>> begin

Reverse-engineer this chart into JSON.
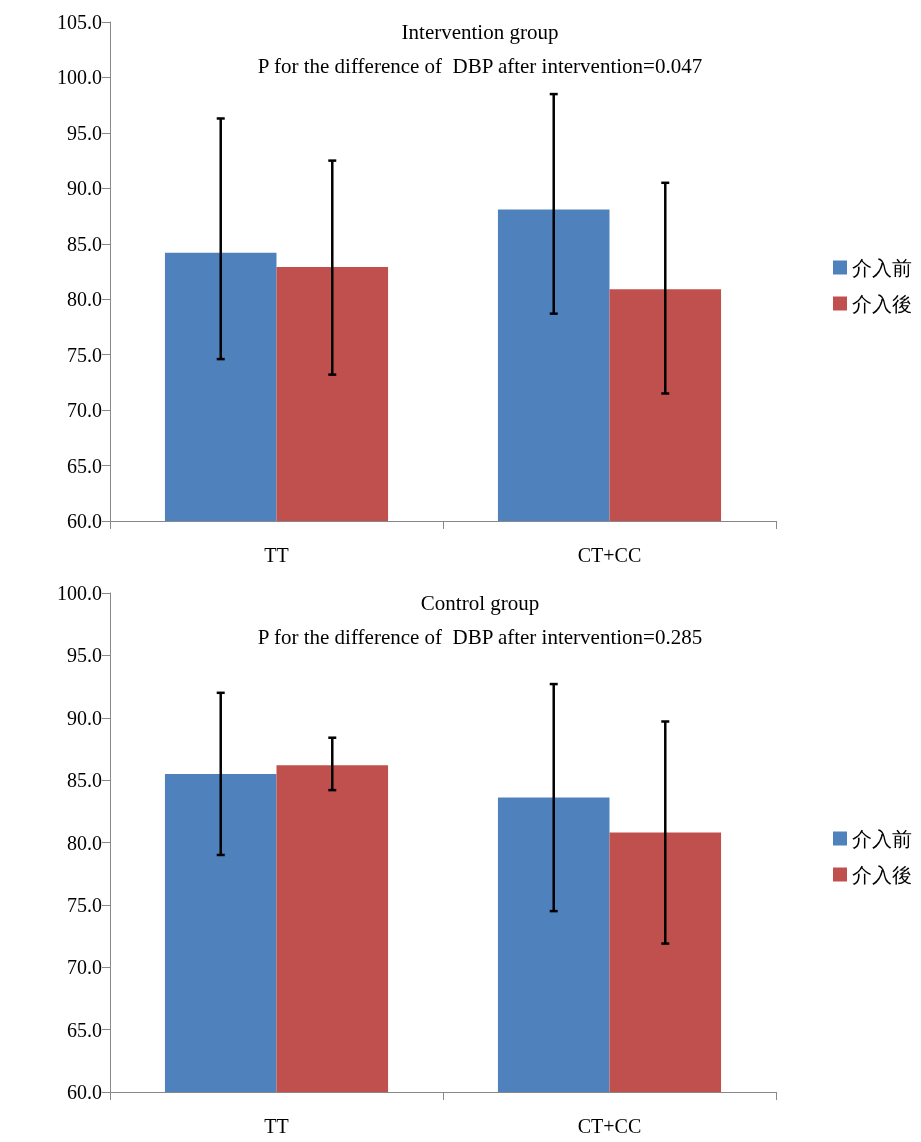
{
  "chart_data": [
    {
      "type": "bar",
      "title": "Intervention group",
      "subtitle": "P for the difference of  DBP after intervention=0.047",
      "categories": [
        "TT",
        "CT+CC"
      ],
      "series": [
        {
          "name": "介入前",
          "color": "#4f81bd",
          "values": [
            84.2,
            88.1
          ],
          "errors": [
            [
              74.6,
              96.3
            ],
            [
              78.7,
              98.5
            ]
          ]
        },
        {
          "name": "介入後",
          "color": "#c0504d",
          "values": [
            82.9,
            80.9
          ],
          "errors": [
            [
              73.2,
              92.5
            ],
            [
              71.5,
              90.5
            ]
          ]
        }
      ],
      "ylim": [
        60,
        105
      ],
      "yticks": [
        {
          "value": 60,
          "label": "60.0"
        },
        {
          "value": 65,
          "label": "65.0"
        },
        {
          "value": 70,
          "label": "70.0"
        },
        {
          "value": 75,
          "label": "75.0"
        },
        {
          "value": 80,
          "label": "80.0"
        },
        {
          "value": 85,
          "label": "85.0"
        },
        {
          "value": 90,
          "label": "90.0"
        },
        {
          "value": 95,
          "label": "95.0"
        },
        {
          "value": 100,
          "label": "100.0"
        },
        {
          "value": 105,
          "label": "105.0"
        }
      ],
      "grid": false,
      "legend": "right"
    },
    {
      "type": "bar",
      "title": "Control group",
      "subtitle": "P for the difference of  DBP after intervention=0.285",
      "categories": [
        "TT",
        "CT+CC"
      ],
      "series": [
        {
          "name": "介入前",
          "color": "#4f81bd",
          "values": [
            85.5,
            83.6
          ],
          "errors": [
            [
              79.0,
              92.0
            ],
            [
              74.5,
              92.7
            ]
          ]
        },
        {
          "name": "介入後",
          "color": "#c0504d",
          "values": [
            86.2,
            80.8
          ],
          "errors": [
            [
              84.2,
              88.4
            ],
            [
              71.9,
              89.7
            ]
          ]
        }
      ],
      "ylim": [
        60,
        100
      ],
      "yticks": [
        {
          "value": 60,
          "label": "60.0"
        },
        {
          "value": 65,
          "label": "65.0"
        },
        {
          "value": 70,
          "label": "70.0"
        },
        {
          "value": 75,
          "label": "75.0"
        },
        {
          "value": 80,
          "label": "80.0"
        },
        {
          "value": 85,
          "label": "85.0"
        },
        {
          "value": 90,
          "label": "90.0"
        },
        {
          "value": 95,
          "label": "95.0"
        },
        {
          "value": 100,
          "label": "100.0"
        }
      ],
      "grid": false,
      "legend": "right"
    }
  ]
}
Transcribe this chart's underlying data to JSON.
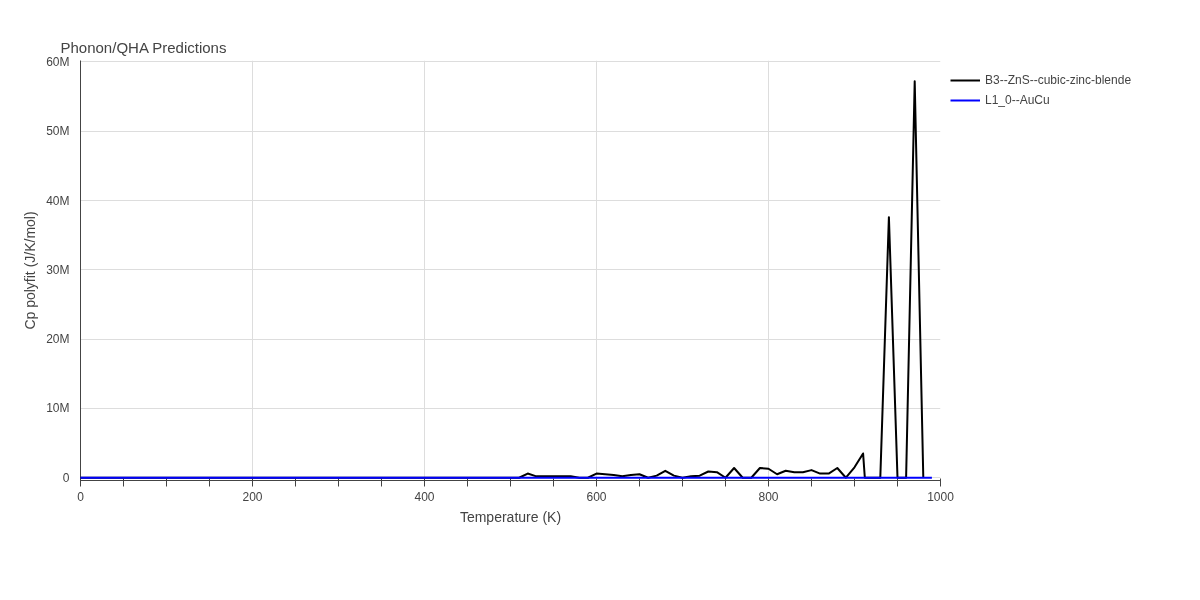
{
  "chart_data": {
    "type": "line",
    "title": "Phonon/QHA Predictions",
    "xlabel": "Temperature (K)",
    "ylabel": "Cp polyfit (J/K/mol)",
    "xlim": [
      0,
      1000
    ],
    "ylim": [
      -400000,
      60200000
    ],
    "xticks": [
      0,
      {
        "value": 50,
        "label": null
      },
      {
        "value": 100,
        "label": null
      },
      {
        "value": 150,
        "label": null
      },
      200,
      {
        "value": 250,
        "label": null
      },
      {
        "value": 300,
        "label": null
      },
      {
        "value": 350,
        "label": null
      },
      400,
      {
        "value": 450,
        "label": null
      },
      {
        "value": 500,
        "label": null
      },
      {
        "value": 550,
        "label": null
      },
      600,
      {
        "value": 650,
        "label": null
      },
      {
        "value": 700,
        "label": null
      },
      {
        "value": 750,
        "label": null
      },
      800,
      {
        "value": 850,
        "label": null
      },
      {
        "value": 900,
        "label": null
      },
      {
        "value": 950,
        "label": null
      },
      1000
    ],
    "yticks": [
      0,
      {
        "value": 10000000,
        "label": "10M"
      },
      {
        "value": 20000000,
        "label": "20M"
      },
      {
        "value": 30000000,
        "label": "30M"
      },
      {
        "value": 40000000,
        "label": "40M"
      },
      {
        "value": 50000000,
        "label": "50M"
      },
      {
        "value": 60000000,
        "label": "60M"
      }
    ],
    "grid": true,
    "legend": "top right",
    "marker": "none",
    "line_style": "solid",
    "series": [
      {
        "name": "B3--ZnS--cubic-zinc-blende",
        "color": "#000000",
        "x": [
          0,
          100,
          200,
          300,
          400,
          500,
          510,
          520,
          530,
          540,
          550,
          560,
          570,
          580,
          590,
          600,
          610,
          620,
          630,
          640,
          650,
          660,
          670,
          680,
          690,
          700,
          710,
          720,
          730,
          740,
          750,
          760,
          770,
          780,
          790,
          800,
          810,
          820,
          830,
          840,
          850,
          860,
          870,
          880,
          890,
          900,
          910,
          912,
          920,
          930,
          940,
          950,
          960,
          970,
          980
        ],
        "values": [
          0,
          0,
          0,
          0,
          0,
          0,
          0,
          600000,
          200000,
          200000,
          200000,
          200000,
          200000,
          0,
          0,
          600000,
          500000,
          400000,
          200000,
          400000,
          500000,
          0,
          300000,
          1000000,
          300000,
          0,
          200000,
          300000,
          900000,
          800000,
          0,
          1400000,
          0,
          0,
          1400000,
          1300000,
          500000,
          1000000,
          800000,
          800000,
          1100000,
          600000,
          600000,
          1400000,
          0,
          1500000,
          3500000,
          0,
          0,
          0,
          37600000,
          0,
          0,
          57200000,
          0
        ]
      },
      {
        "name": "L1_0--AuCu",
        "color": "#0000ff",
        "x": [
          0,
          250,
          500,
          750,
          990
        ],
        "values": [
          0,
          0,
          0,
          0,
          0
        ]
      }
    ]
  }
}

>> end

* PROBLEM DESCRIPTION: Images must not appear in the copy; reproduce everything else in the records verbatim.

* RESPONSE TO THE EXERCISE:
Reverse-engineer this chart into JSON.
{
  "chart_data": [
    {
      "type": "bar",
      "title": "Intervention group",
      "subtitle": "P for the difference of  DBP after intervention=0.047",
      "categories": [
        "TT",
        "CT+CC"
      ],
      "series": [
        {
          "name": "介入前",
          "color": "#4f81bd",
          "values": [
            84.2,
            88.1
          ],
          "errors": [
            [
              74.6,
              96.3
            ],
            [
              78.7,
              98.5
            ]
          ]
        },
        {
          "name": "介入後",
          "color": "#c0504d",
          "values": [
            82.9,
            80.9
          ],
          "errors": [
            [
              73.2,
              92.5
            ],
            [
              71.5,
              90.5
            ]
          ]
        }
      ],
      "ylim": [
        60,
        105
      ],
      "yticks": [
        {
          "value": 60,
          "label": "60.0"
        },
        {
          "value": 65,
          "label": "65.0"
        },
        {
          "value": 70,
          "label": "70.0"
        },
        {
          "value": 75,
          "label": "75.0"
        },
        {
          "value": 80,
          "label": "80.0"
        },
        {
          "value": 85,
          "label": "85.0"
        },
        {
          "value": 90,
          "label": "90.0"
        },
        {
          "value": 95,
          "label": "95.0"
        },
        {
          "value": 100,
          "label": "100.0"
        },
        {
          "value": 105,
          "label": "105.0"
        }
      ],
      "grid": false,
      "legend": "right"
    },
    {
      "type": "bar",
      "title": "Control group",
      "subtitle": "P for the difference of  DBP after intervention=0.285",
      "categories": [
        "TT",
        "CT+CC"
      ],
      "series": [
        {
          "name": "介入前",
          "color": "#4f81bd",
          "values": [
            85.5,
            83.6
          ],
          "errors": [
            [
              79.0,
              92.0
            ],
            [
              74.5,
              92.7
            ]
          ]
        },
        {
          "name": "介入後",
          "color": "#c0504d",
          "values": [
            86.2,
            80.8
          ],
          "errors": [
            [
              84.2,
              88.4
            ],
            [
              71.9,
              89.7
            ]
          ]
        }
      ],
      "ylim": [
        60,
        100
      ],
      "yticks": [
        {
          "value": 60,
          "label": "60.0"
        },
        {
          "value": 65,
          "label": "65.0"
        },
        {
          "value": 70,
          "label": "70.0"
        },
        {
          "value": 75,
          "label": "75.0"
        },
        {
          "value": 80,
          "label": "80.0"
        },
        {
          "value": 85,
          "label": "85.0"
        },
        {
          "value": 90,
          "label": "90.0"
        },
        {
          "value": 95,
          "label": "95.0"
        },
        {
          "value": 100,
          "label": "100.0"
        }
      ],
      "grid": false,
      "legend": "right"
    }
  ]
}
Transcribe this chart's underlying data to JSON.
{
  "chart_data": {
    "type": "line",
    "title": "Phonon/QHA Predictions",
    "xlabel": "Temperature (K)",
    "ylabel": "Cp polyfit (J/K/mol)",
    "xlim": [
      0,
      1000
    ],
    "ylim": [
      -400000,
      60200000
    ],
    "xticks": [
      0,
      {
        "value": 50,
        "label": null
      },
      {
        "value": 100,
        "label": null
      },
      {
        "value": 150,
        "label": null
      },
      200,
      {
        "value": 250,
        "label": null
      },
      {
        "value": 300,
        "label": null
      },
      {
        "value": 350,
        "label": null
      },
      400,
      {
        "value": 450,
        "label": null
      },
      {
        "value": 500,
        "label": null
      },
      {
        "value": 550,
        "label": null
      },
      600,
      {
        "value": 650,
        "label": null
      },
      {
        "value": 700,
        "label": null
      },
      {
        "value": 750,
        "label": null
      },
      800,
      {
        "value": 850,
        "label": null
      },
      {
        "value": 900,
        "label": null
      },
      {
        "value": 950,
        "label": null
      },
      1000
    ],
    "yticks": [
      0,
      {
        "value": 10000000,
        "label": "10M"
      },
      {
        "value": 20000000,
        "label": "20M"
      },
      {
        "value": 30000000,
        "label": "30M"
      },
      {
        "value": 40000000,
        "label": "40M"
      },
      {
        "value": 50000000,
        "label": "50M"
      },
      {
        "value": 60000000,
        "label": "60M"
      }
    ],
    "grid": true,
    "legend": "top right",
    "marker": "none",
    "line_style": "solid",
    "series": [
      {
        "name": "B3--ZnS--cubic-zinc-blende",
        "color": "#000000",
        "x": [
          0,
          100,
          200,
          300,
          400,
          500,
          510,
          520,
          530,
          540,
          550,
          560,
          570,
          580,
          590,
          600,
          610,
          620,
          630,
          640,
          650,
          660,
          670,
          680,
          690,
          700,
          710,
          720,
          730,
          740,
          750,
          760,
          770,
          780,
          790,
          800,
          810,
          820,
          830,
          840,
          850,
          860,
          870,
          880,
          890,
          900,
          910,
          912,
          920,
          930,
          940,
          950,
          960,
          970,
          980
        ],
        "values": [
          0,
          0,
          0,
          0,
          0,
          0,
          0,
          600000,
          200000,
          200000,
          200000,
          200000,
          200000,
          0,
          0,
          600000,
          500000,
          400000,
          200000,
          400000,
          500000,
          0,
          300000,
          1000000,
          300000,
          0,
          200000,
          300000,
          900000,
          800000,
          0,
          1400000,
          0,
          0,
          1400000,
          1300000,
          500000,
          1000000,
          800000,
          800000,
          1100000,
          600000,
          600000,
          1400000,
          0,
          1500000,
          3500000,
          0,
          0,
          0,
          37600000,
          0,
          0,
          57200000,
          0
        ]
      },
      {
        "name": "L1_0--AuCu",
        "color": "#0000ff",
        "x": [
          0,
          250,
          500,
          750,
          990
        ],
        "values": [
          0,
          0,
          0,
          0,
          0
        ]
      }
    ]
  }
}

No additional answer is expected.